→ GIVEN DATA
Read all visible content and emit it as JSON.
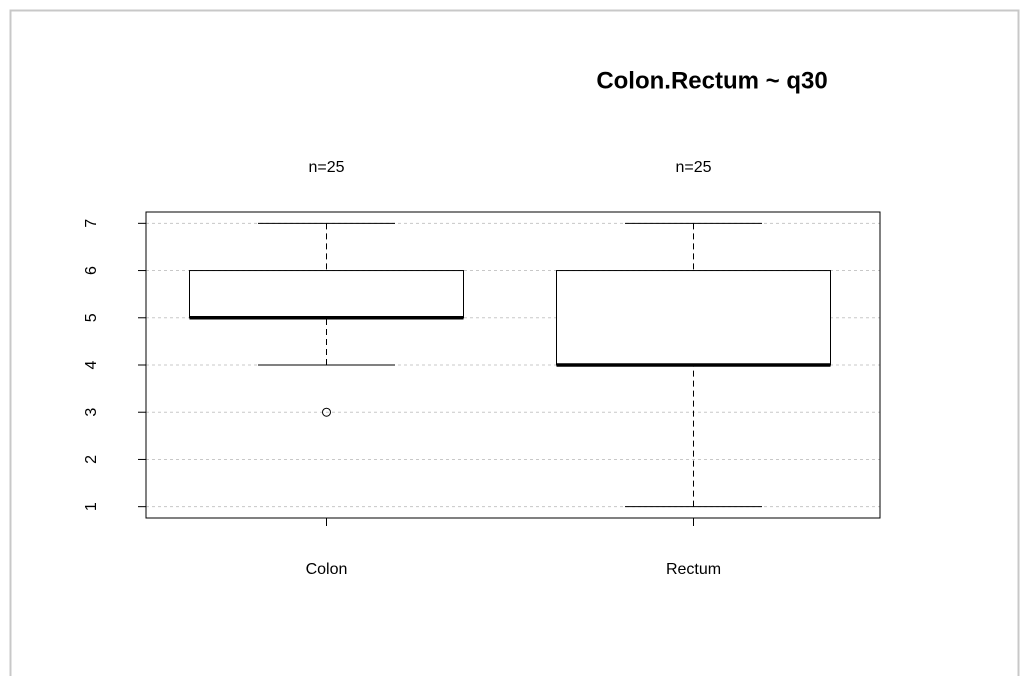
{
  "chart_data": {
    "type": "box",
    "title": "Colon.Rectum ~ q30",
    "categories": [
      "Colon",
      "Rectum"
    ],
    "annotations": [
      "n=25",
      "n=25"
    ],
    "boxes": [
      {
        "min": 4,
        "q1": 5,
        "median": 5,
        "q3": 6,
        "max": 7,
        "outliers": [
          3
        ]
      },
      {
        "min": 1,
        "q1": 4,
        "median": 4,
        "q3": 6,
        "max": 7
      }
    ],
    "color": "#ffffff",
    "ylim": [
      0.76,
      7.24
    ],
    "yticks": [
      1,
      2,
      3,
      4,
      5,
      6,
      7
    ],
    "grid": true
  }
}
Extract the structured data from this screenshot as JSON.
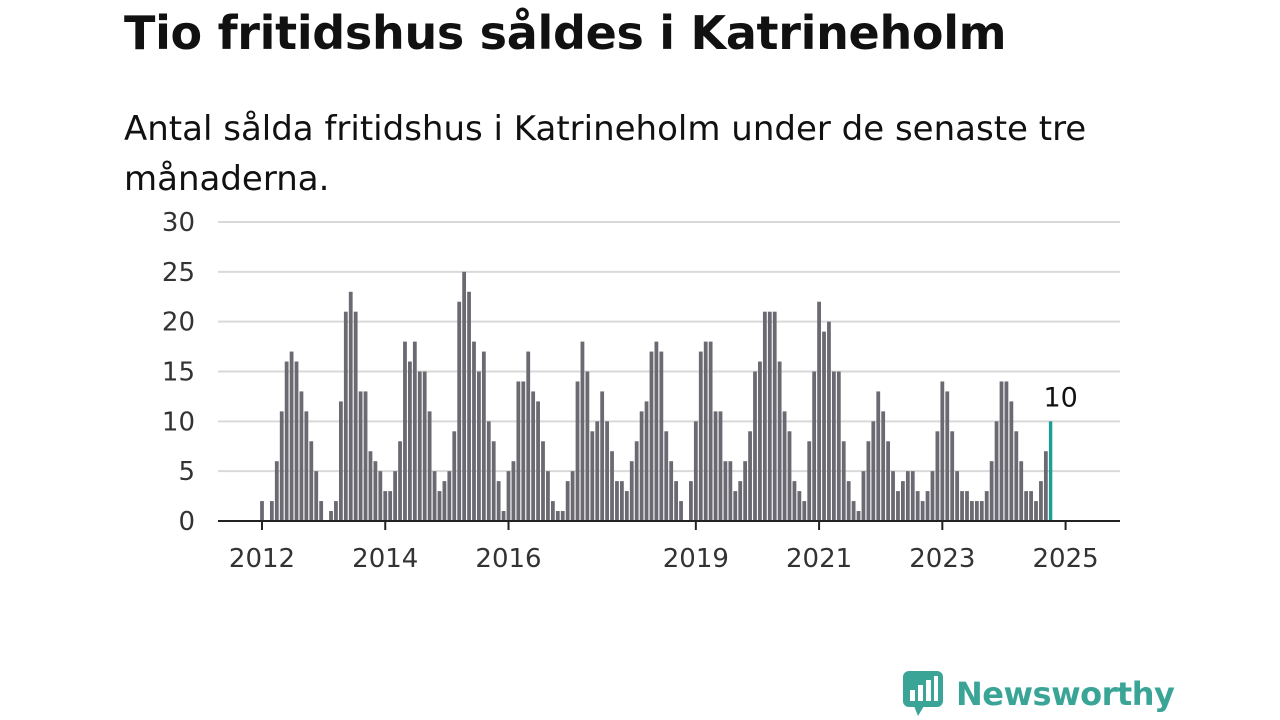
{
  "title": "Tio fritidshus såldes i Katrineholm",
  "subtitle": "Antal sålda fritidshus i Katrineholm under de senaste tre månaderna.",
  "colors": {
    "bar": "#6b6a72",
    "highlight": "#1a9e96",
    "grid": "#d9d9d9",
    "axis": "#222222",
    "brand": "#3aa597"
  },
  "brand": {
    "name": "Newsworthy",
    "icon": "bar-chart-speech-bubble-icon"
  },
  "chart_data": {
    "type": "bar",
    "title": "Tio fritidshus såldes i Katrineholm",
    "xlabel": "",
    "ylabel": "",
    "ylim": [
      0,
      30
    ],
    "yticks": [
      0,
      5,
      10,
      15,
      20,
      25,
      30
    ],
    "xtick_labels": [
      "2012",
      "2014",
      "2016",
      "2019",
      "2021",
      "2023",
      "2025"
    ],
    "xtick_positions": [
      0,
      25,
      50,
      88,
      113,
      138,
      163
    ],
    "grid": true,
    "legend": "none",
    "series": [
      {
        "values": [
          2,
          0,
          2,
          6,
          11,
          16,
          17,
          16,
          13,
          11,
          8,
          5,
          2,
          0,
          1,
          2,
          12,
          21,
          23,
          21,
          13,
          13,
          7,
          6,
          5,
          3,
          3,
          5,
          8,
          18,
          16,
          18,
          15,
          15,
          11,
          5,
          3,
          4,
          5,
          9,
          22,
          25,
          23,
          18,
          15,
          17,
          10,
          8,
          4,
          1,
          5,
          6,
          14,
          14,
          17,
          13,
          12,
          8,
          5,
          2,
          1,
          1,
          4,
          5,
          14,
          18,
          15,
          9,
          10,
          13,
          10,
          7,
          4,
          4,
          3,
          6,
          8,
          11,
          12,
          17,
          18,
          17,
          9,
          6,
          4,
          2,
          0,
          4,
          10,
          17,
          18,
          18,
          11,
          11,
          6,
          6,
          3,
          4,
          6,
          9,
          15,
          16,
          21,
          21,
          21,
          16,
          11,
          9,
          4,
          3,
          2,
          8,
          15,
          22,
          19,
          20,
          15,
          15,
          8,
          4,
          2,
          1,
          5,
          8,
          10,
          13,
          11,
          8,
          5,
          3,
          4,
          5,
          5,
          3,
          2,
          3,
          5,
          9,
          14,
          13,
          9,
          5,
          3,
          3,
          2,
          2,
          2,
          3,
          6,
          10,
          14,
          14,
          12,
          9,
          6,
          3,
          3,
          2,
          4,
          7,
          10
        ]
      }
    ],
    "annotations": [
      {
        "label": "10",
        "index": 162,
        "value": 10
      }
    ]
  }
}
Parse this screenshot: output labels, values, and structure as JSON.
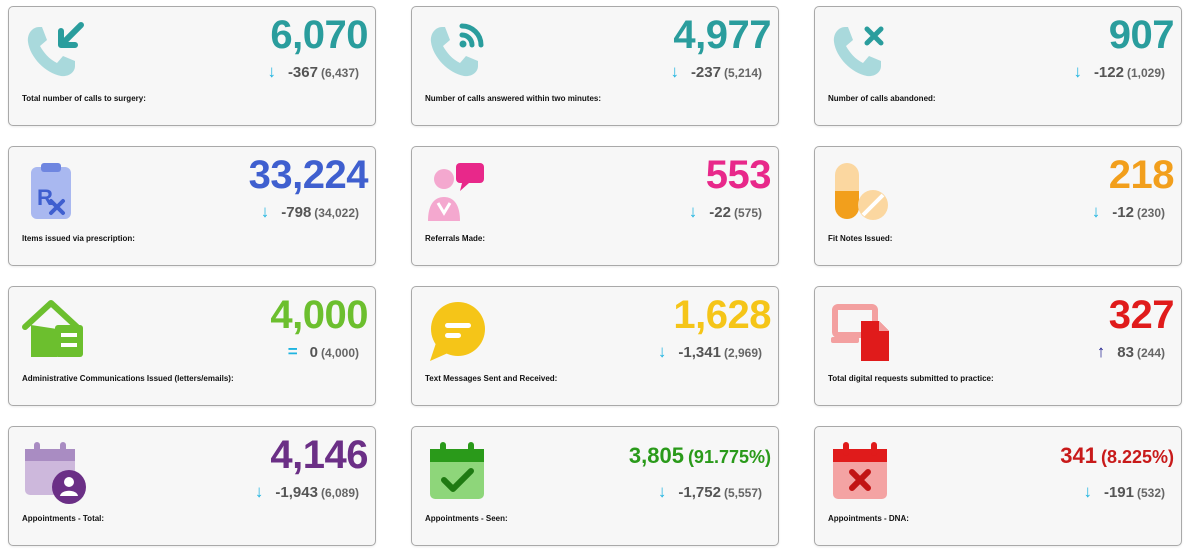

→ THE TASK
Give the number of lines in the data that contain "fritidshus", with no other words.

→ THE RESULT
3